**Exercise prompt**. Set down all of the data exactly as it appears.

**Data to use**.
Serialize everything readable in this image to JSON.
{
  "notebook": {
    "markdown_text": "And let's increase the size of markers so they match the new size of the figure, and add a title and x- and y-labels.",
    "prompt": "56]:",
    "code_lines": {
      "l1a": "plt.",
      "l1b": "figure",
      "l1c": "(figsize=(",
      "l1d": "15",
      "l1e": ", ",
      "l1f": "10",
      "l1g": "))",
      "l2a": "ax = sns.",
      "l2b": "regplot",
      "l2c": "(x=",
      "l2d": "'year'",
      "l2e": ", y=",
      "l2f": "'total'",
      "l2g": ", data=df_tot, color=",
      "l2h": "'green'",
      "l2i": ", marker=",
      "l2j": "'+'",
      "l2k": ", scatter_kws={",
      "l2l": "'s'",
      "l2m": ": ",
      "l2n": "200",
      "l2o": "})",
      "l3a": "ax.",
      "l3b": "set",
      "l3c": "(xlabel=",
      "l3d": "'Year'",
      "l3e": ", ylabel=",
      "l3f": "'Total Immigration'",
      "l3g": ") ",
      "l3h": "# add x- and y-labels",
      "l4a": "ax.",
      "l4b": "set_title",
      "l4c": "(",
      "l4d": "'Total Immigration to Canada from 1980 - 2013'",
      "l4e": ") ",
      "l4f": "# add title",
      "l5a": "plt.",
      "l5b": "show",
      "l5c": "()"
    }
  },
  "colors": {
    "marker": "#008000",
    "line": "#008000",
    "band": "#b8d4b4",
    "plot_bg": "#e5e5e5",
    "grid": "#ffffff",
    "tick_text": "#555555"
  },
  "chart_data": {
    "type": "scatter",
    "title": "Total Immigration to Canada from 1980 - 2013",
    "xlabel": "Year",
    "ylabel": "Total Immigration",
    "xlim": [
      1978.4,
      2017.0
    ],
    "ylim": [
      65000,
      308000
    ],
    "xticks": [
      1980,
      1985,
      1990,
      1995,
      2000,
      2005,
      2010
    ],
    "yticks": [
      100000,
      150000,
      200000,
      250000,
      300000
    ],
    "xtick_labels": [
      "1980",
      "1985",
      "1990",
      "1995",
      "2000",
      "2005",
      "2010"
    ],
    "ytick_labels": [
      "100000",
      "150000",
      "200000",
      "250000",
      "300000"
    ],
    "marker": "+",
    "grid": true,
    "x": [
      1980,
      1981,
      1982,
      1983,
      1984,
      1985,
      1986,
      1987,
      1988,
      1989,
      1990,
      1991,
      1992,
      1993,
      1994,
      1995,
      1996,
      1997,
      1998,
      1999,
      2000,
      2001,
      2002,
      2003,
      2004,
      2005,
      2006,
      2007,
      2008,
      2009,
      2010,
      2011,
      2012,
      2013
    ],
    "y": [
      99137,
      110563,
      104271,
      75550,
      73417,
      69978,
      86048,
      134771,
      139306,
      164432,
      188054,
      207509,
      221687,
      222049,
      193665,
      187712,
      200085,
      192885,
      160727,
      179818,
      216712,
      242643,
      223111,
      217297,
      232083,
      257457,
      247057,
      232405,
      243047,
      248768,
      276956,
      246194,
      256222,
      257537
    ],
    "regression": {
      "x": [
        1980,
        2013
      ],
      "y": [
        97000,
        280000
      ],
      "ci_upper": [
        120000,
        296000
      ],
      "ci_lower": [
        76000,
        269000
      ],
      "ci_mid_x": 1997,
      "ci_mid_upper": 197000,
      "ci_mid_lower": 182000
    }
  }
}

**Response to the task**.
Serialize everything readable in this image to JSON.
{
  "notebook": {
    "markdown_text": "And let's increase the size of markers so they match the new size of the figure, and add a title and x- and y-labels.",
    "prompt": "56]:",
    "code_lines": {
      "l1a": "plt.",
      "l1b": "figure",
      "l1c": "(figsize=(",
      "l1d": "15",
      "l1e": ", ",
      "l1f": "10",
      "l1g": "))",
      "l2a": "ax = sns.",
      "l2b": "regplot",
      "l2c": "(x=",
      "l2d": "'year'",
      "l2e": ", y=",
      "l2f": "'total'",
      "l2g": ", data=df_tot, color=",
      "l2h": "'green'",
      "l2i": ", marker=",
      "l2j": "'+'",
      "l2k": ", scatter_kws={",
      "l2l": "'s'",
      "l2m": ": ",
      "l2n": "200",
      "l2o": "})",
      "l3a": "ax.",
      "l3b": "set",
      "l3c": "(xlabel=",
      "l3d": "'Year'",
      "l3e": ", ylabel=",
      "l3f": "'Total Immigration'",
      "l3g": ") ",
      "l3h": "# add x- and y-labels",
      "l4a": "ax.",
      "l4b": "set_title",
      "l4c": "(",
      "l4d": "'Total Immigration to Canada from 1980 - 2013'",
      "l4e": ") ",
      "l4f": "# add title",
      "l5a": "plt.",
      "l5b": "show",
      "l5c": "()"
    }
  },
  "colors": {
    "marker": "#008000",
    "line": "#008000",
    "band": "#b8d4b4",
    "plot_bg": "#e5e5e5",
    "grid": "#ffffff",
    "tick_text": "#555555"
  },
  "chart_data": {
    "type": "scatter",
    "title": "Total Immigration to Canada from 1980 - 2013",
    "xlabel": "Year",
    "ylabel": "Total Immigration",
    "xlim": [
      1978.4,
      2017.0
    ],
    "ylim": [
      65000,
      308000
    ],
    "xticks": [
      1980,
      1985,
      1990,
      1995,
      2000,
      2005,
      2010
    ],
    "yticks": [
      100000,
      150000,
      200000,
      250000,
      300000
    ],
    "xtick_labels": [
      "1980",
      "1985",
      "1990",
      "1995",
      "2000",
      "2005",
      "2010"
    ],
    "ytick_labels": [
      "100000",
      "150000",
      "200000",
      "250000",
      "300000"
    ],
    "marker": "+",
    "grid": true,
    "x": [
      1980,
      1981,
      1982,
      1983,
      1984,
      1985,
      1986,
      1987,
      1988,
      1989,
      1990,
      1991,
      1992,
      1993,
      1994,
      1995,
      1996,
      1997,
      1998,
      1999,
      2000,
      2001,
      2002,
      2003,
      2004,
      2005,
      2006,
      2007,
      2008,
      2009,
      2010,
      2011,
      2012,
      2013
    ],
    "y": [
      99137,
      110563,
      104271,
      75550,
      73417,
      69978,
      86048,
      134771,
      139306,
      164432,
      188054,
      207509,
      221687,
      222049,
      193665,
      187712,
      200085,
      192885,
      160727,
      179818,
      216712,
      242643,
      223111,
      217297,
      232083,
      257457,
      247057,
      232405,
      243047,
      248768,
      276956,
      246194,
      256222,
      257537
    ],
    "regression": {
      "x": [
        1980,
        2013
      ],
      "y": [
        97000,
        280000
      ],
      "ci_upper": [
        120000,
        296000
      ],
      "ci_lower": [
        76000,
        269000
      ],
      "ci_mid_x": 1997,
      "ci_mid_upper": 197000,
      "ci_mid_lower": 182000
    }
  }
}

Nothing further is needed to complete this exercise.